* **OBJECTIVE**
Render every line below as a JSON array of strings, one string per line, with blank lines omitted.

* **DATASET RECORDS**

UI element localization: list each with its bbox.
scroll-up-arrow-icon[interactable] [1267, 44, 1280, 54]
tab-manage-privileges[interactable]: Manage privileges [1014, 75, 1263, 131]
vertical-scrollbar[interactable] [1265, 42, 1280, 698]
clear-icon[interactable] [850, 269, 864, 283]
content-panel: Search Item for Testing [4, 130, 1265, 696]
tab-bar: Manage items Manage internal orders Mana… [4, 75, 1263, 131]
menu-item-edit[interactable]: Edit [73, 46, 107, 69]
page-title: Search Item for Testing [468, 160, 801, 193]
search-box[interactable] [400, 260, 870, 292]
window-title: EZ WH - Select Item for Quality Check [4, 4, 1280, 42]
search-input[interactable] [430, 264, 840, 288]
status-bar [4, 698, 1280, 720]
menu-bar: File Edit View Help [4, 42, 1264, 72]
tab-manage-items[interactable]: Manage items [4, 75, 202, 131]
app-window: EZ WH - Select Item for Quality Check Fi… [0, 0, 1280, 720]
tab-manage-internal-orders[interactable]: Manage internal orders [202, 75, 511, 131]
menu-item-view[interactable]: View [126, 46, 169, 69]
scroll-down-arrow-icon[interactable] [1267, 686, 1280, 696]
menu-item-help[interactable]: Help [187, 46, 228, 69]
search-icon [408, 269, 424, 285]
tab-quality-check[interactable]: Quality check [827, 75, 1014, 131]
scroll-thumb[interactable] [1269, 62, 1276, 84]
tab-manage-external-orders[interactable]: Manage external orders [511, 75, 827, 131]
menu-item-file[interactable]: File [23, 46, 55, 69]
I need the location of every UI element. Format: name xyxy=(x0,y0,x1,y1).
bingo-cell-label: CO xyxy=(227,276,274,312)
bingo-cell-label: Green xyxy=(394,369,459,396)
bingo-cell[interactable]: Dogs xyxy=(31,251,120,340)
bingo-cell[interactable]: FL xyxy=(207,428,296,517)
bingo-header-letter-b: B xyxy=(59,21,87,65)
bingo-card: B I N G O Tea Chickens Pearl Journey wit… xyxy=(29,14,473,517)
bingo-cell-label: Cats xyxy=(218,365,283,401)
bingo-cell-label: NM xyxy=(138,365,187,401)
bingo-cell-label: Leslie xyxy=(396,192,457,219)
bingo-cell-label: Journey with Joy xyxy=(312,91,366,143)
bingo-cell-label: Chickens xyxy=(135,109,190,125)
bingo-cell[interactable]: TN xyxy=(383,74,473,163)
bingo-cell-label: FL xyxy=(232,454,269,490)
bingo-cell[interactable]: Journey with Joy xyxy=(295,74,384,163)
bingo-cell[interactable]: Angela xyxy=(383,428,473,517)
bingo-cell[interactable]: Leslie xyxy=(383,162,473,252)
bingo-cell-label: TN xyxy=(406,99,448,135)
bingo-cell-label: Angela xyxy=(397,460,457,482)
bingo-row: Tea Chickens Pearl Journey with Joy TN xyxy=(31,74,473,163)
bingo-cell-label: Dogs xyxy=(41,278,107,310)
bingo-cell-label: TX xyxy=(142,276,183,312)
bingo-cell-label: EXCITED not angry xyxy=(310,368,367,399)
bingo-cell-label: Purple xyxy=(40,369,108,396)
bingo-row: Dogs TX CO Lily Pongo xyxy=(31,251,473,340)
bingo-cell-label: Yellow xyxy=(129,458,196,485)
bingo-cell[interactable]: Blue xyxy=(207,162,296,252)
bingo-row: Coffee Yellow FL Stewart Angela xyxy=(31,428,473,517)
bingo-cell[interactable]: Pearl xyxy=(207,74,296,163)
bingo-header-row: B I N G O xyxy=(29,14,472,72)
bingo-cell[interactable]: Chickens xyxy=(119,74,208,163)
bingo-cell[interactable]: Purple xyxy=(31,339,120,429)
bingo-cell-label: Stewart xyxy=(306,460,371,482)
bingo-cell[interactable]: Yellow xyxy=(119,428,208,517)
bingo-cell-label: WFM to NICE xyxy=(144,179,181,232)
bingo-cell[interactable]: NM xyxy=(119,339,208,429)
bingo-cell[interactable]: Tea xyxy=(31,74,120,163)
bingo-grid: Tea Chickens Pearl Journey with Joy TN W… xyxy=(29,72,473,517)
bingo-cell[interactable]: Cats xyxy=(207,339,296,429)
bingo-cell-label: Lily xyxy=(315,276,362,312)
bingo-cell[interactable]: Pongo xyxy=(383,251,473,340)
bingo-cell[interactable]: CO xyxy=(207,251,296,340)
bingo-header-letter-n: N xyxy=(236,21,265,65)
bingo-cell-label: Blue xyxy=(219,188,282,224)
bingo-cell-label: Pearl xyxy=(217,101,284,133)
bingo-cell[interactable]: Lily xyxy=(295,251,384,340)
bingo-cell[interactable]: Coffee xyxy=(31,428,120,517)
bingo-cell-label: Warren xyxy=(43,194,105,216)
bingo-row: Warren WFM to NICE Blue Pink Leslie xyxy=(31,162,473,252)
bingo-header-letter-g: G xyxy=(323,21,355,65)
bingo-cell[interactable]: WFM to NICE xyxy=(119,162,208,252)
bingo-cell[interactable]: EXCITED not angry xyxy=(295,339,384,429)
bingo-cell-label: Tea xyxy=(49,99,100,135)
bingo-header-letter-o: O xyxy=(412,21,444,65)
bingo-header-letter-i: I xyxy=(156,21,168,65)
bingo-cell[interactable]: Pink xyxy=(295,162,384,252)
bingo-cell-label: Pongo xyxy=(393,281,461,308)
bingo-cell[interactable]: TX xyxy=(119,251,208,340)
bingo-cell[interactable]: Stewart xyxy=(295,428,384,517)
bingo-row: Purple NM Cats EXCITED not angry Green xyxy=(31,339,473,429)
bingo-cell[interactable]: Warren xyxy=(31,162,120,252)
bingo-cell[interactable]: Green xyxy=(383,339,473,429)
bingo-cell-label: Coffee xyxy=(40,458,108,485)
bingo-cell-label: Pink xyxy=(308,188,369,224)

* **EXERCISE RESULT**
[
  "UI element localization: list each with its bbox.",
  "scroll-up-arrow-icon[interactable] [1267, 44, 1280, 54]",
  "tab-manage-privileges[interactable]: Manage privileges [1014, 75, 1263, 131]",
  "vertical-scrollbar[interactable] [1265, 42, 1280, 698]",
  "clear-icon[interactable] [850, 269, 864, 283]",
  "content-panel: Search Item for Testing [4, 130, 1265, 696]",
  "tab-bar: Manage items Manage internal orders Mana… [4, 75, 1263, 131]",
  "menu-item-edit[interactable]: Edit [73, 46, 107, 69]",
  "page-title: Search Item for Testing [468, 160, 801, 193]",
  "search-box[interactable] [400, 260, 870, 292]",
  "window-title: EZ WH - Select Item for Quality Check [4, 4, 1280, 42]",
  "search-input[interactable] [430, 264, 840, 288]",
  "status-bar [4, 698, 1280, 720]",
  "menu-bar: File Edit View Help [4, 42, 1264, 72]",
  "tab-manage-items[interactable]: Manage items [4, 75, 202, 131]",
  "app-window: EZ WH - Select Item for Quality Check Fi… [0, 0, 1280, 720]",
  "tab-manage-internal-orders[interactable]: Manage internal orders [202, 75, 511, 131]",
  "menu-item-view[interactable]: View [126, 46, 169, 69]",
  "scroll-down-arrow-icon[interactable] [1267, 686, 1280, 696]",
  "menu-item-help[interactable]: Help [187, 46, 228, 69]",
  "search-icon [408, 269, 424, 285]",
  "tab-quality-check[interactable]: Quality check [827, 75, 1014, 131]",
  "scroll-thumb[interactable] [1269, 62, 1276, 84]",
  "tab-manage-external-orders[interactable]: Manage external orders [511, 75, 827, 131]",
  "menu-item-file[interactable]: File [23, 46, 55, 69]",
  "I need the location of every UI element. Format: name xyxy=(x0,y0,x1,y1).",
  "bingo-cell-label: CO xyxy=(227,276,274,312)",
  "bingo-cell-label: Green xyxy=(394,369,459,396)",
  "bingo-cell[interactable]: Dogs xyxy=(31,251,120,340)",
  "bingo-cell[interactable]: FL xyxy=(207,428,296,517)",
  "bingo-header-letter-b: B xyxy=(59,21,87,65)",
  "bingo-card: B I N G O Tea Chickens Pearl Journey wit… xyxy=(29,14,473,517)",
  "bingo-cell-label: Cats xyxy=(218,365,283,401)",
  "bingo-cell-label: NM xyxy=(138,365,187,401)",
  "bingo-cell-label: Leslie xyxy=(396,192,457,219)",
  "bingo-cell-label: Journey with Joy xyxy=(312,91,366,143)",
  "bingo-cell-label: Chickens xyxy=(135,109,190,125)",
  "bingo-cell[interactable]: TN xyxy=(383,74,473,163)",
  "bingo-cell-label: FL xyxy=(232,454,269,490)",
  "bingo-cell[interactable]: Journey with Joy xyxy=(295,74,384,163)",
  "bingo-cell[interactable]: Angela xyxy=(383,428,473,517)",
  "bingo-cell[interactable]: Leslie xyxy=(383,162,473,252)",
  "bingo-cell-label: TN xyxy=(406,99,448,135)",
  "bingo-cell-label: Angela xyxy=(397,460,457,482)",
  "bingo-row: Tea Chickens Pearl Journey with Joy TN xyxy=(31,74,473,163)",
  "bingo-cell-label: Dogs xyxy=(41,278,107,310)",
  "bingo-cell-label: TX xyxy=(142,276,183,312)",
  "bingo-cell-label: EXCITED not angry xyxy=(310,368,367,399)",
  "bingo-cell-label: Purple xyxy=(40,369,108,396)",
  "bingo-row: Dogs TX CO Lily Pongo xyxy=(31,251,473,340)",
  "bingo-cell-label: Yellow xyxy=(129,458,196,485)",
  "bingo-cell[interactable]: Blue xyxy=(207,162,296,252)",
  "bingo-row: Coffee Yellow FL Stewart Angela xyxy=(31,428,473,517)",
  "bingo-cell[interactable]: Pearl xyxy=(207,74,296,163)",
  "bingo-header-row: B I N G O xyxy=(29,14,472,72)",
  "bingo-cell[interactable]: Chickens xyxy=(119,74,208,163)",
  "bingo-cell[interactable]: Purple xyxy=(31,339,120,429)",
  "bingo-cell-label: Stewart xyxy=(306,460,371,482)",
  "bingo-cell[interactable]: Yellow xyxy=(119,428,208,517)",
  "bingo-cell-label: WFM to NICE xyxy=(144,179,181,232)",
  "bingo-cell[interactable]: NM xyxy=(119,339,208,429)",
  "bingo-cell[interactable]: Tea xyxy=(31,74,120,163)",
  "bingo-grid: Tea Chickens Pearl Journey with Joy TN W… xyxy=(29,72,473,517)",
  "bingo-cell[interactable]: Cats xyxy=(207,339,296,429)",
  "bingo-cell-label: Lily xyxy=(315,276,362,312)",
  "bingo-cell[interactable]: Pongo xyxy=(383,251,473,340)",
  "bingo-cell[interactable]: CO xyxy=(207,251,296,340)",
  "bingo-header-letter-n: N xyxy=(236,21,265,65)",
  "bingo-cell-label: Blue xyxy=(219,188,282,224)",
  "bingo-cell-label: Pearl xyxy=(217,101,284,133)",
  "bingo-cell[interactable]: Lily xyxy=(295,251,384,340)",
  "bingo-cell[interactable]: Coffee xyxy=(31,428,120,517)",
  "bingo-cell-label: Warren xyxy=(43,194,105,216)",
  "bingo-row: Warren WFM to NICE Blue Pink Leslie xyxy=(31,162,473,252)",
  "bingo-header-letter-g: G xyxy=(323,21,355,65)",
  "bingo-cell[interactable]: WFM to NICE xyxy=(119,162,208,252)",
  "bingo-cell[interactable]: EXCITED not angry xyxy=(295,339,384,429)",
  "bingo-cell-label: Tea xyxy=(49,99,100,135)",
  "bingo-header-letter-o: O xyxy=(412,21,444,65)",
  "bingo-header-letter-i: I xyxy=(156,21,168,65)",
  "bingo-cell[interactable]: Pink xyxy=(295,162,384,252)",
  "bingo-cell-label: Pongo xyxy=(393,281,461,308)",
  "bingo-cell[interactable]: TX xyxy=(119,251,208,340)",
  "bingo-cell[interactable]: Stewart xyxy=(295,428,384,517)",
  "bingo-row: Purple NM Cats EXCITED not angry Green xyxy=(31,339,473,429)",
  "bingo-cell[interactable]: Warren xyxy=(31,162,120,252)",
  "bingo-cell[interactable]: Green xyxy=(383,339,473,429)",
  "bingo-cell-label: Coffee xyxy=(40,458,108,485)",
  "bingo-cell-label: Pink xyxy=(308,188,369,224)"
]